[A block of data]
━━━━━━━━━━━━━━━━━━━━

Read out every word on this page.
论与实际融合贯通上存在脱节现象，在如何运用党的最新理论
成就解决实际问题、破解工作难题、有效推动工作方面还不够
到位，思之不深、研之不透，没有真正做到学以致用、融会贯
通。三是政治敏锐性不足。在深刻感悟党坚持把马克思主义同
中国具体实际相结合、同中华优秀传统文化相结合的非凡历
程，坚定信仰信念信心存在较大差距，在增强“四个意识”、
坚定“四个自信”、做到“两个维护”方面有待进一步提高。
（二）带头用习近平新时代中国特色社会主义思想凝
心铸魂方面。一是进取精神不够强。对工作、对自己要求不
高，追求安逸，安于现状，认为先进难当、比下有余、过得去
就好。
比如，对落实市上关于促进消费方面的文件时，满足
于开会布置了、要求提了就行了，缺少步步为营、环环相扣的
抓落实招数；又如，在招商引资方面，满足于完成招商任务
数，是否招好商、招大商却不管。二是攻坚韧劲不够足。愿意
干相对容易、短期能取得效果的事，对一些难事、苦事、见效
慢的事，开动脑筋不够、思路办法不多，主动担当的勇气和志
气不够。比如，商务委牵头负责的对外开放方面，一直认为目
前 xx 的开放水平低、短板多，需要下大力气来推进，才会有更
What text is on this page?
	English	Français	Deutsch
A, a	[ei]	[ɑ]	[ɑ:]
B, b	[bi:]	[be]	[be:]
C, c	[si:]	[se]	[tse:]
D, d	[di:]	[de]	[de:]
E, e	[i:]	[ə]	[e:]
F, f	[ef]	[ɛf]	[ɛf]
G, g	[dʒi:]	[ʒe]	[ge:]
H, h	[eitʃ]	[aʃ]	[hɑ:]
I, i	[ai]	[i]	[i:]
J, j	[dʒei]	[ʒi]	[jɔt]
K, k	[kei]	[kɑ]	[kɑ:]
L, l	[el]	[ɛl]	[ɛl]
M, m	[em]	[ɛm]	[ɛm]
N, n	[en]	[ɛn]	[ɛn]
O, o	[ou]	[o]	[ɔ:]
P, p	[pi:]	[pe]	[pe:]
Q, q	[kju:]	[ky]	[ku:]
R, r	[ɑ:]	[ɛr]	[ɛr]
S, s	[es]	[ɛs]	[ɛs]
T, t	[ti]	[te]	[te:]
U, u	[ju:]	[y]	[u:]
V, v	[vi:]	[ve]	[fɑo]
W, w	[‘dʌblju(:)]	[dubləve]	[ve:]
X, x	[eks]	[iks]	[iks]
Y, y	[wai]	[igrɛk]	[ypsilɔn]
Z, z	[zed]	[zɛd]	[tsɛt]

━━━━━━━━━━━━━━━━━━━━

• [Do this]:
Without leaving anything out, give the entries again exactly.

• [Complete answer]:
Read out every word on this page.
论与实际融合贯通上存在脱节现象，在如何运用党的最新理论
成就解决实际问题、破解工作难题、有效推动工作方面还不够
到位，思之不深、研之不透，没有真正做到学以致用、融会贯
通。三是政治敏锐性不足。在深刻感悟党坚持把马克思主义同
中国具体实际相结合、同中华优秀传统文化相结合的非凡历
程，坚定信仰信念信心存在较大差距，在增强“四个意识”、
坚定“四个自信”、做到“两个维护”方面有待进一步提高。
（二）带头用习近平新时代中国特色社会主义思想凝
心铸魂方面。一是进取精神不够强。对工作、对自己要求不
高，追求安逸，安于现状，认为先进难当、比下有余、过得去
就好。
比如，对落实市上关于促进消费方面的文件时，满足
于开会布置了、要求提了就行了，缺少步步为营、环环相扣的
抓落实招数；又如，在招商引资方面，满足于完成招商任务
数，是否招好商、招大商却不管。二是攻坚韧劲不够足。愿意
干相对容易、短期能取得效果的事，对一些难事、苦事、见效
慢的事，开动脑筋不够、思路办法不多，主动担当的勇气和志
气不够。比如，商务委牵头负责的对外开放方面，一直认为目
前 xx 的开放水平低、短板多，需要下大力气来推进，才会有更
What text is on this page?
	English	Français	Deutsch
A, a	[ei]	[ɑ]	[ɑ:]
B, b	[bi:]	[be]	[be:]
C, c	[si:]	[se]	[tse:]
D, d	[di:]	[de]	[de:]
E, e	[i:]	[ə]	[e:]
F, f	[ef]	[ɛf]	[ɛf]
G, g	[dʒi:]	[ʒe]	[ge:]
H, h	[eitʃ]	[aʃ]	[hɑ:]
I, i	[ai]	[i]	[i:]
J, j	[dʒei]	[ʒi]	[jɔt]
K, k	[kei]	[kɑ]	[kɑ:]
L, l	[el]	[ɛl]	[ɛl]
M, m	[em]	[ɛm]	[ɛm]
N, n	[en]	[ɛn]	[ɛn]
O, o	[ou]	[o]	[ɔ:]
P, p	[pi:]	[pe]	[pe:]
Q, q	[kju:]	[ky]	[ku:]
R, r	[ɑ:]	[ɛr]	[ɛr]
S, s	[es]	[ɛs]	[ɛs]
T, t	[ti]	[te]	[te:]
U, u	[ju:]	[y]	[u:]
V, v	[vi:]	[ve]	[fɑo]
W, w	[‘dʌblju(:)]	[dubləve]	[ve:]
X, x	[eks]	[iks]	[iks]
Y, y	[wai]	[igrɛk]	[ypsilɔn]
Z, z	[zed]	[zɛd]	[tsɛt]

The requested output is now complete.